RECORDS PROVIDED:
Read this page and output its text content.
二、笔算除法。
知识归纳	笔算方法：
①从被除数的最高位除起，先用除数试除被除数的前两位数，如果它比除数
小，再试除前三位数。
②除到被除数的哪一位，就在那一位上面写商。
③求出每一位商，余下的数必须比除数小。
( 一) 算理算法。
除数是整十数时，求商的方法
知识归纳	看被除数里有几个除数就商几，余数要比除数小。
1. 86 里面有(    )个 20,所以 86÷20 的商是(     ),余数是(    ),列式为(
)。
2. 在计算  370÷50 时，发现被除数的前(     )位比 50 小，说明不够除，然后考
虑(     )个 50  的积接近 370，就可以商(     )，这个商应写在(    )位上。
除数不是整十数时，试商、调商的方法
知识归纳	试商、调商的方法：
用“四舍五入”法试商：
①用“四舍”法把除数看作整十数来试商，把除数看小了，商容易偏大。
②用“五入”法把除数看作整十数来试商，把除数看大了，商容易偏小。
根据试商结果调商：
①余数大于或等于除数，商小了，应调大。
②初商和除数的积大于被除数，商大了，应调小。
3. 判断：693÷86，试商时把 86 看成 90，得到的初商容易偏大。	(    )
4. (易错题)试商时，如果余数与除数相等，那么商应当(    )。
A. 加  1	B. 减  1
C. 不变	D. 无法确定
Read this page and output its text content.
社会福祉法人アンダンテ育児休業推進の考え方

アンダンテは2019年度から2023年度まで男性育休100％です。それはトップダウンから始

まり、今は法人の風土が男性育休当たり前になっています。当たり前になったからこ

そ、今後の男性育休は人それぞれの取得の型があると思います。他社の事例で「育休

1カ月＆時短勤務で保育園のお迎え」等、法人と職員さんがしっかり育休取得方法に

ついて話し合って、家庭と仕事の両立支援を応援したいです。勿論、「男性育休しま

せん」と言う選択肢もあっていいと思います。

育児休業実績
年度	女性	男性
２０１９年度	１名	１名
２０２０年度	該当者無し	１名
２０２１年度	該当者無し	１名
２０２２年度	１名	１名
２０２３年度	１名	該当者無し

TASK GOAL:
Every line above needs to be retyped exactly.

COMPLETED TASK:
Read this page and output its text content.
二、笔算除法。
知识归纳	笔算方法：
①从被除数的最高位除起，先用除数试除被除数的前两位数，如果它比除数
小，再试除前三位数。
②除到被除数的哪一位，就在那一位上面写商。
③求出每一位商，余下的数必须比除数小。
( 一) 算理算法。
除数是整十数时，求商的方法
知识归纳	看被除数里有几个除数就商几，余数要比除数小。
1. 86 里面有(    )个 20,所以 86÷20 的商是(     ),余数是(    ),列式为(
)。
2. 在计算  370÷50 时，发现被除数的前(     )位比 50 小，说明不够除，然后考
虑(     )个 50  的积接近 370，就可以商(     )，这个商应写在(    )位上。
除数不是整十数时，试商、调商的方法
知识归纳	试商、调商的方法：
用“四舍五入”法试商：
①用“四舍”法把除数看作整十数来试商，把除数看小了，商容易偏大。
②用“五入”法把除数看作整十数来试商，把除数看大了，商容易偏小。
根据试商结果调商：
①余数大于或等于除数，商小了，应调大。
②初商和除数的积大于被除数，商大了，应调小。
3. 判断：693÷86，试商时把 86 看成 90，得到的初商容易偏大。	(    )
4. (易错题)试商时，如果余数与除数相等，那么商应当(    )。
A. 加  1	B. 减  1
C. 不变	D. 无法确定
Read this page and output its text content.
社会福祉法人アンダンテ育児休業推進の考え方

アンダンテは2019年度から2023年度まで男性育休100％です。それはトップダウンから始

まり、今は法人の風土が男性育休当たり前になっています。当たり前になったからこ

そ、今後の男性育休は人それぞれの取得の型があると思います。他社の事例で「育休

1カ月＆時短勤務で保育園のお迎え」等、法人と職員さんがしっかり育休取得方法に

ついて話し合って、家庭と仕事の両立支援を応援したいです。勿論、「男性育休しま

せん」と言う選択肢もあっていいと思います。

育児休業実績
年度	女性	男性
２０１９年度	１名	１名
２０２０年度	該当者無し	１名
２０２１年度	該当者無し	１名
２０２２年度	１名	１名
２０２３年度	１名	該当者無し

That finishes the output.